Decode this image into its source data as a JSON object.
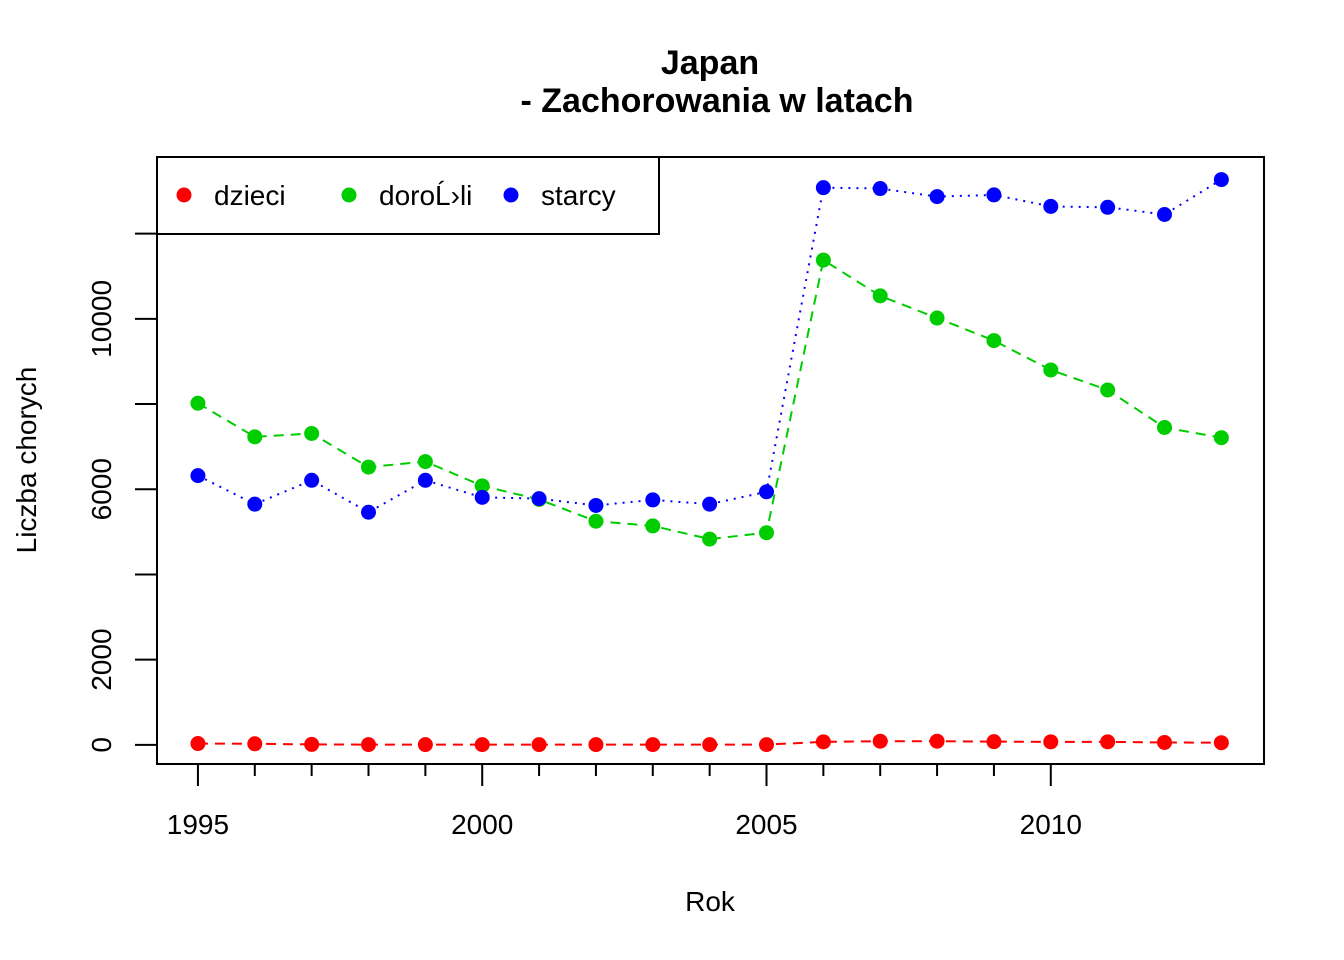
{
  "chart_data": {
    "type": "line",
    "title_line1": "Japan",
    "title_line2": "- Zachorowania w latach",
    "xlabel": "Rok",
    "ylabel": "Liczba chorych",
    "x": [
      1995,
      1996,
      1997,
      1998,
      1999,
      2000,
      2001,
      2002,
      2003,
      2004,
      2005,
      2006,
      2007,
      2008,
      2009,
      2010,
      2011,
      2012,
      2013
    ],
    "x_ticks": [
      "1995",
      "2000",
      "2005",
      "2010"
    ],
    "y_ticks": [
      "0",
      "2000",
      "6000",
      "10000"
    ],
    "xlim": [
      1994.28,
      2013.75
    ],
    "ylim": [
      -450,
      13800
    ],
    "grid": false,
    "legend_position": "top-left",
    "series": [
      {
        "name": "dzieci",
        "color": "#ff0000",
        "line_style": "dashed",
        "values": [
          30,
          25,
          10,
          5,
          5,
          5,
          5,
          5,
          5,
          5,
          5,
          70,
          85,
          85,
          75,
          70,
          70,
          55,
          50
        ]
      },
      {
        "name": "doroĹ›li",
        "color": "#00cd00",
        "line_style": "dashed",
        "values": [
          8020,
          7230,
          7310,
          6520,
          6650,
          6080,
          5760,
          5250,
          5140,
          4830,
          4980,
          11380,
          10540,
          10020,
          9490,
          8800,
          8330,
          7450,
          7210
        ]
      },
      {
        "name": "starcy",
        "color": "#0000ff",
        "line_style": "dotted",
        "values": [
          6320,
          5650,
          6210,
          5460,
          6210,
          5810,
          5780,
          5620,
          5750,
          5650,
          5940,
          13080,
          13060,
          12870,
          12910,
          12640,
          12620,
          12450,
          13270
        ]
      }
    ]
  }
}
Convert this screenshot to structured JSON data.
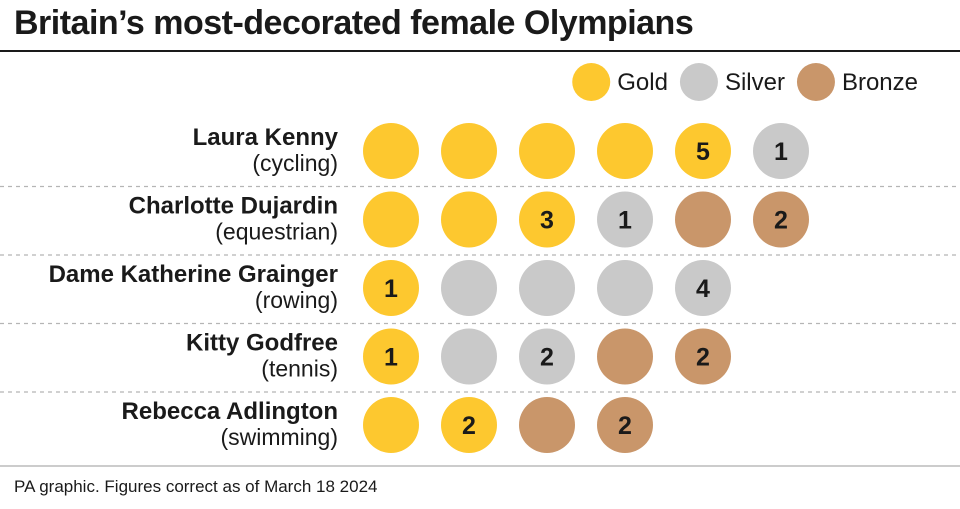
{
  "chart_data": {
    "type": "dot-matrix",
    "title": "Britain’s most-decorated female Olympians",
    "legend": [
      {
        "name": "Gold",
        "color": "#FDC82F"
      },
      {
        "name": "Silver",
        "color": "#C9C9C9"
      },
      {
        "name": "Bronze",
        "color": "#C9966A"
      }
    ],
    "legend_placement": "top-right",
    "athletes": [
      {
        "name": "Laura Kenny",
        "sport": "(cycling)",
        "gold": 5,
        "silver": 1,
        "bronze": 0
      },
      {
        "name": "Charlotte Dujardin",
        "sport": "(equestrian)",
        "gold": 3,
        "silver": 1,
        "bronze": 2
      },
      {
        "name": "Dame Katherine Grainger",
        "sport": "(rowing)",
        "gold": 1,
        "silver": 4,
        "bronze": 0
      },
      {
        "name": "Kitty Godfree",
        "sport": "(tennis)",
        "gold": 1,
        "silver": 2,
        "bronze": 2
      },
      {
        "name": "Rebecca Adlington",
        "sport": "(swimming)",
        "gold": 2,
        "silver": 0,
        "bronze": 2
      }
    ]
  },
  "source": "PA graphic. Figures correct as of March 18 2024"
}
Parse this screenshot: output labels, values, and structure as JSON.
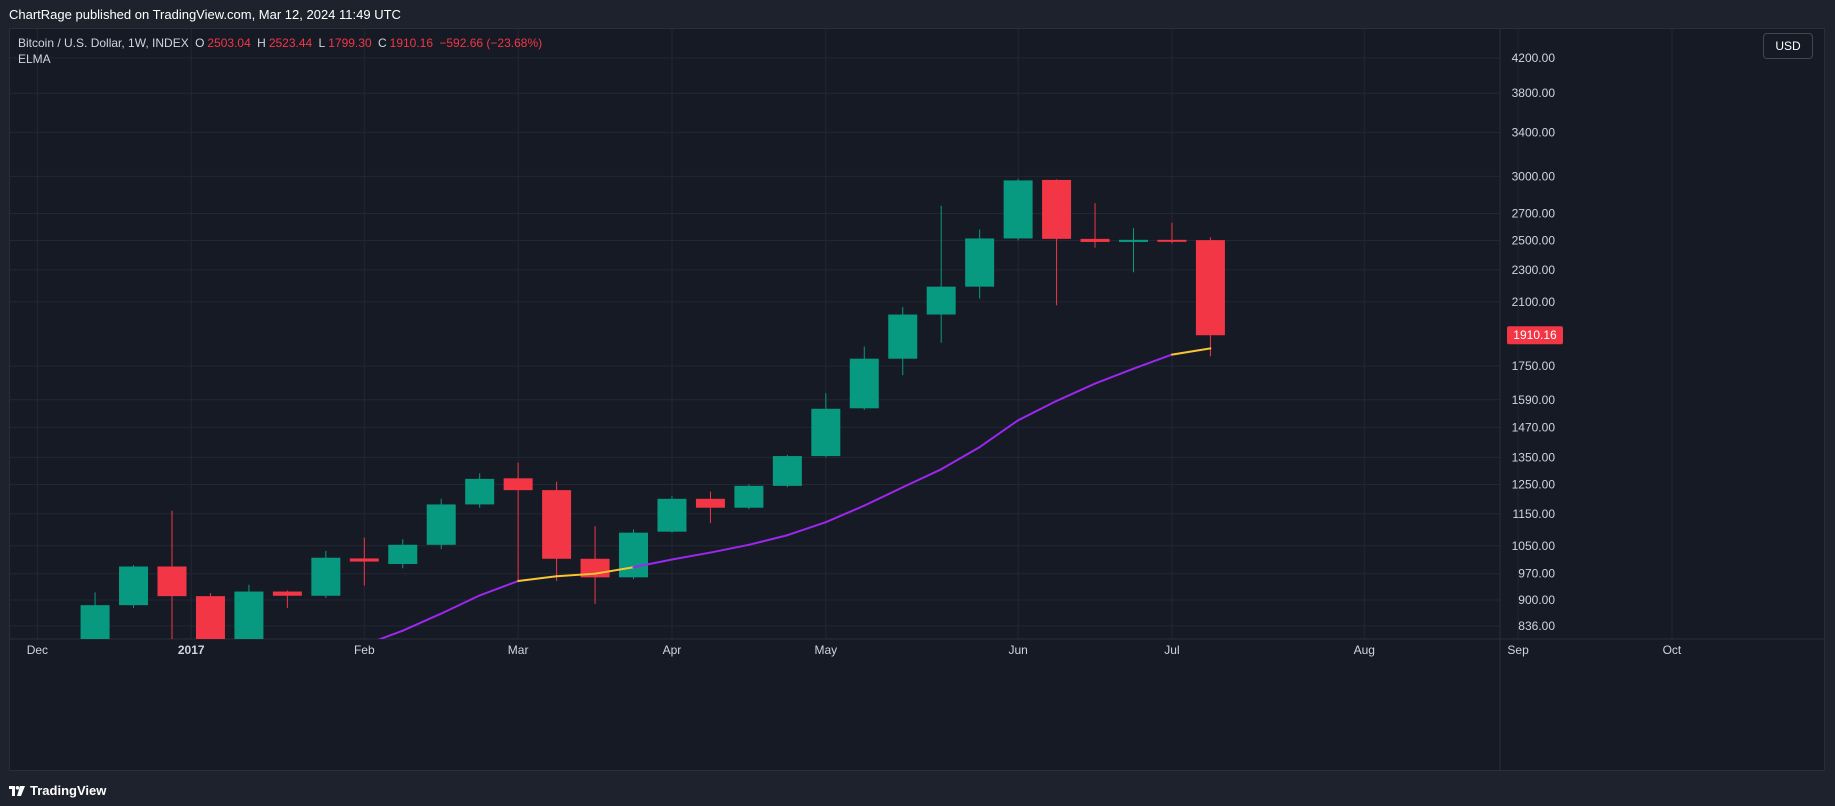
{
  "header": {
    "publish_text": "ChartRage published on TradingView.com, Mar 12, 2024 11:49 UTC"
  },
  "legend": {
    "symbol": "Bitcoin / U.S. Dollar, 1W, INDEX",
    "open_label": "O",
    "open": "2503.04",
    "high_label": "H",
    "high": "2523.44",
    "low_label": "L",
    "low": "1799.30",
    "close_label": "C",
    "close": "1910.16",
    "change": "−592.66 (−23.68%)",
    "indicator": "ELMA"
  },
  "currency_button": "USD",
  "last_price_badge": "1910.16",
  "footer": {
    "logo_text": "TradingView"
  },
  "colors": {
    "up": "#089981",
    "down": "#f23645",
    "elma_line": "#9c27ef",
    "elma_highlight": "#f7c631",
    "grid": "#232733",
    "axis_text": "#d1d4dc"
  },
  "chart_data": {
    "type": "candlestick",
    "title": "Bitcoin / U.S. Dollar, 1W, INDEX",
    "y_scale": "log",
    "ylim": [
      790,
      4400
    ],
    "y_ticks": [
      836,
      900,
      970,
      1050,
      1150,
      1250,
      1350,
      1470,
      1590,
      1750,
      1910.16,
      2100,
      2300,
      2500,
      2700,
      3000,
      3400,
      3800,
      4200
    ],
    "y_tick_labels": [
      "836.00",
      "900.00",
      "970.00",
      "1050.00",
      "1150.00",
      "1250.00",
      "1350.00",
      "1470.00",
      "1590.00",
      "1750.00",
      "1910.16",
      "2100.00",
      "2300.00",
      "2500.00",
      "2700.00",
      "3000.00",
      "3400.00",
      "3800.00",
      "4200.00"
    ],
    "x_ticks": [
      {
        "label": "Dec",
        "week": -3.5
      },
      {
        "label": "2017",
        "week": 0.5
      },
      {
        "label": "Feb",
        "week": 5.0
      },
      {
        "label": "Mar",
        "week": 9.0
      },
      {
        "label": "Apr",
        "week": 13.0
      },
      {
        "label": "May",
        "week": 17.0
      },
      {
        "label": "Jun",
        "week": 22.0
      },
      {
        "label": "Jul",
        "week": 26.0
      },
      {
        "label": "Aug",
        "week": 31.0
      },
      {
        "label": "Sep",
        "week": 35.0
      },
      {
        "label": "Oct",
        "week": 39.0
      }
    ],
    "candles": [
      {
        "week": -2,
        "o": 760,
        "h": 920,
        "l": 750,
        "c": 887
      },
      {
        "week": -1,
        "o": 887,
        "h": 994,
        "l": 880,
        "c": 990
      },
      {
        "week": 0,
        "o": 990,
        "h": 1160,
        "l": 790,
        "c": 910
      },
      {
        "week": 1,
        "o": 910,
        "h": 918,
        "l": 790,
        "c": 802
      },
      {
        "week": 2,
        "o": 802,
        "h": 940,
        "l": 790,
        "c": 922
      },
      {
        "week": 3,
        "o": 922,
        "h": 925,
        "l": 880,
        "c": 911
      },
      {
        "week": 4,
        "o": 911,
        "h": 1035,
        "l": 905,
        "c": 1015
      },
      {
        "week": 5,
        "o": 1013,
        "h": 1075,
        "l": 938,
        "c": 1004
      },
      {
        "week": 6,
        "o": 997,
        "h": 1070,
        "l": 985,
        "c": 1053
      },
      {
        "week": 7,
        "o": 1053,
        "h": 1200,
        "l": 1040,
        "c": 1181
      },
      {
        "week": 8,
        "o": 1181,
        "h": 1290,
        "l": 1170,
        "c": 1270
      },
      {
        "week": 9,
        "o": 1272,
        "h": 1330,
        "l": 950,
        "c": 1230
      },
      {
        "week": 10,
        "o": 1230,
        "h": 1260,
        "l": 950,
        "c": 1012
      },
      {
        "week": 11,
        "o": 1012,
        "h": 1110,
        "l": 890,
        "c": 960
      },
      {
        "week": 12,
        "o": 960,
        "h": 1100,
        "l": 955,
        "c": 1090
      },
      {
        "week": 13,
        "o": 1093,
        "h": 1210,
        "l": 1090,
        "c": 1200
      },
      {
        "week": 14,
        "o": 1200,
        "h": 1225,
        "l": 1120,
        "c": 1170
      },
      {
        "week": 15,
        "o": 1170,
        "h": 1250,
        "l": 1165,
        "c": 1245
      },
      {
        "week": 16,
        "o": 1245,
        "h": 1360,
        "l": 1240,
        "c": 1355
      },
      {
        "week": 17,
        "o": 1355,
        "h": 1620,
        "l": 1350,
        "c": 1550
      },
      {
        "week": 18,
        "o": 1552,
        "h": 1850,
        "l": 1545,
        "c": 1787
      },
      {
        "week": 19,
        "o": 1787,
        "h": 2070,
        "l": 1705,
        "c": 2026
      },
      {
        "week": 20,
        "o": 2026,
        "h": 2760,
        "l": 1870,
        "c": 2193
      },
      {
        "week": 21,
        "o": 2193,
        "h": 2580,
        "l": 2120,
        "c": 2515
      },
      {
        "week": 22,
        "o": 2515,
        "h": 2980,
        "l": 2500,
        "c": 2966
      },
      {
        "week": 23,
        "o": 2970,
        "h": 2975,
        "l": 2080,
        "c": 2512
      },
      {
        "week": 24,
        "o": 2512,
        "h": 2780,
        "l": 2450,
        "c": 2490
      },
      {
        "week": 25,
        "o": 2490,
        "h": 2590,
        "l": 2285,
        "c": 2505
      },
      {
        "week": 26,
        "o": 2505,
        "h": 2630,
        "l": 2480,
        "c": 2500
      },
      {
        "week": 27,
        "o": 2503.04,
        "h": 2523.44,
        "l": 1799.3,
        "c": 1910.16
      }
    ],
    "elma": [
      {
        "week": 5,
        "v": 792
      },
      {
        "week": 6,
        "v": 825
      },
      {
        "week": 7,
        "v": 866
      },
      {
        "week": 8,
        "v": 912
      },
      {
        "week": 9,
        "v": 950
      },
      {
        "week": 10,
        "v": 963
      },
      {
        "week": 11,
        "v": 970
      },
      {
        "week": 12,
        "v": 988
      },
      {
        "week": 13,
        "v": 1010
      },
      {
        "week": 14,
        "v": 1030
      },
      {
        "week": 15,
        "v": 1053
      },
      {
        "week": 16,
        "v": 1082
      },
      {
        "week": 17,
        "v": 1123
      },
      {
        "week": 18,
        "v": 1177
      },
      {
        "week": 19,
        "v": 1240
      },
      {
        "week": 20,
        "v": 1305
      },
      {
        "week": 21,
        "v": 1390
      },
      {
        "week": 22,
        "v": 1500
      },
      {
        "week": 23,
        "v": 1585
      },
      {
        "week": 24,
        "v": 1665
      },
      {
        "week": 25,
        "v": 1737
      },
      {
        "week": 26,
        "v": 1808
      },
      {
        "week": 27,
        "v": 1840
      }
    ],
    "elma_highlight_ranges": [
      [
        9,
        12
      ],
      [
        26,
        27
      ]
    ]
  }
}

· · · · ·

GIVEN REQUEST: Where a line of the records above holds the word "type", copy that line.

ANSWER TO THE EXERCISE:
    "type": "line",
    "type": "dot-matrix",
    "type": "candlestick",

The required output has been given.